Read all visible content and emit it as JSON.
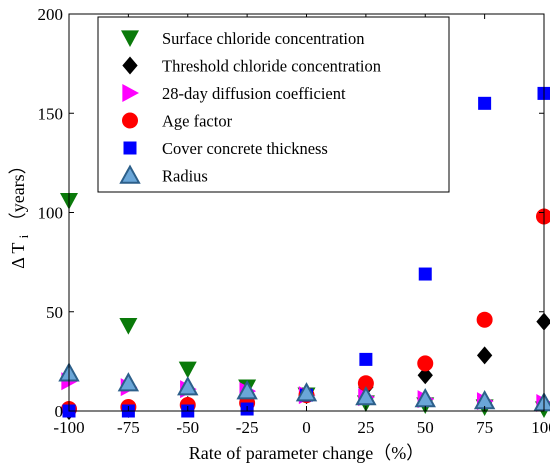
{
  "chart_data": {
    "type": "scatter",
    "xlabel": "Rate of parameter change（%）",
    "ylabel_main": "Δ T",
    "ylabel_sub": "i",
    "ylabel_unit": "（years）",
    "xlim": [
      -100,
      100
    ],
    "ylim": [
      0,
      200
    ],
    "xticks": [
      -100,
      -75,
      -50,
      -25,
      0,
      25,
      50,
      75,
      100
    ],
    "yticks": [
      0,
      50,
      100,
      150,
      200
    ],
    "grid": false,
    "legend_position": "top-left",
    "series": [
      {
        "name": "Surface chloride concentration",
        "marker": "triangle-down",
        "color": "#0a7a0a",
        "points": [
          [
            -100,
            106
          ],
          [
            -75,
            43
          ],
          [
            -50,
            21
          ],
          [
            -25,
            12
          ],
          [
            0,
            8
          ],
          [
            25,
            4
          ],
          [
            50,
            3
          ],
          [
            75,
            2
          ],
          [
            100,
            1
          ]
        ]
      },
      {
        "name": "Threshold chloride concentration",
        "marker": "diamond",
        "color": "#000000",
        "points": [
          [
            -100,
            0
          ],
          [
            -75,
            1
          ],
          [
            -50,
            3
          ],
          [
            -25,
            5
          ],
          [
            0,
            8
          ],
          [
            25,
            12
          ],
          [
            50,
            18
          ],
          [
            75,
            28
          ],
          [
            100,
            45
          ]
        ]
      },
      {
        "name": "28-day diffusion coefficient",
        "marker": "triangle-right",
        "color": "#ff00ff",
        "points": [
          [
            -100,
            15
          ],
          [
            -75,
            12
          ],
          [
            -50,
            11
          ],
          [
            -25,
            10
          ],
          [
            0,
            8
          ],
          [
            25,
            7
          ],
          [
            50,
            6
          ],
          [
            75,
            5
          ],
          [
            100,
            4
          ]
        ]
      },
      {
        "name": "Age factor",
        "marker": "circle",
        "color": "#ff0000",
        "points": [
          [
            -100,
            1
          ],
          [
            -75,
            2
          ],
          [
            -50,
            3
          ],
          [
            -25,
            4
          ],
          [
            0,
            8
          ],
          [
            25,
            14
          ],
          [
            50,
            24
          ],
          [
            75,
            46
          ],
          [
            100,
            98
          ]
        ]
      },
      {
        "name": "Cover concrete thickness",
        "marker": "square",
        "color": "#0000ff",
        "points": [
          [
            -100,
            0
          ],
          [
            -75,
            0
          ],
          [
            -50,
            0
          ],
          [
            -25,
            1
          ],
          [
            0,
            8
          ],
          [
            25,
            26
          ],
          [
            50,
            69
          ],
          [
            75,
            155
          ],
          [
            100,
            160
          ]
        ]
      },
      {
        "name": "Radius",
        "marker": "triangle-up",
        "color": "#6aa6d8",
        "edge": "#2c5f8a",
        "points": [
          [
            -100,
            19
          ],
          [
            -75,
            14
          ],
          [
            -50,
            12
          ],
          [
            -25,
            10
          ],
          [
            0,
            9
          ],
          [
            25,
            7
          ],
          [
            50,
            6
          ],
          [
            75,
            5
          ],
          [
            100,
            4
          ]
        ]
      }
    ]
  }
}
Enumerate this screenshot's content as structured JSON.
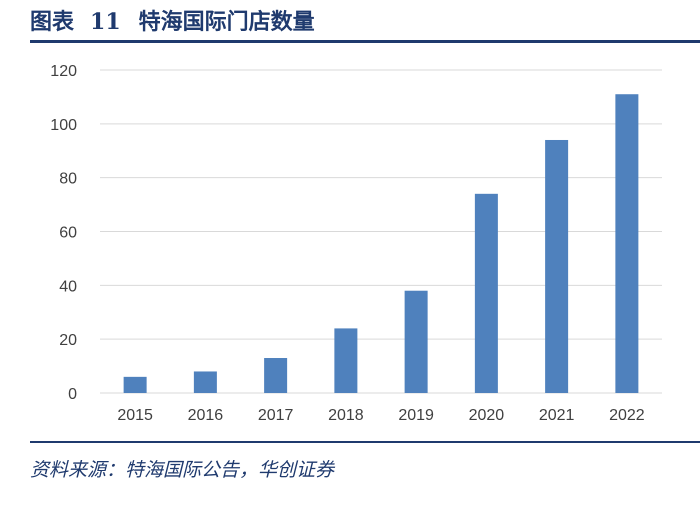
{
  "figure": {
    "label": "图表",
    "number": "11",
    "title": "特海国际门店数量"
  },
  "source": "资料来源：特海国际公告，华创证券",
  "chart_data": {
    "type": "bar",
    "categories": [
      "2015",
      "2016",
      "2017",
      "2018",
      "2019",
      "2020",
      "2021",
      "2022"
    ],
    "values": [
      6,
      8,
      13,
      24,
      38,
      74,
      94,
      111
    ],
    "ylim": [
      0,
      120
    ],
    "yticks": [
      0,
      20,
      40,
      60,
      80,
      100,
      120
    ],
    "grid": true,
    "bar_color": "#4f81bd",
    "grid_color": "#d9d9d9",
    "legend": "none"
  }
}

------------------------------------------------

• _Task directions_: Where a line contains the string "triangle", extract that line.

• _Task solution_:
        "marker": "triangle-down",
        "marker": "triangle-right",
        "marker": "triangle-up",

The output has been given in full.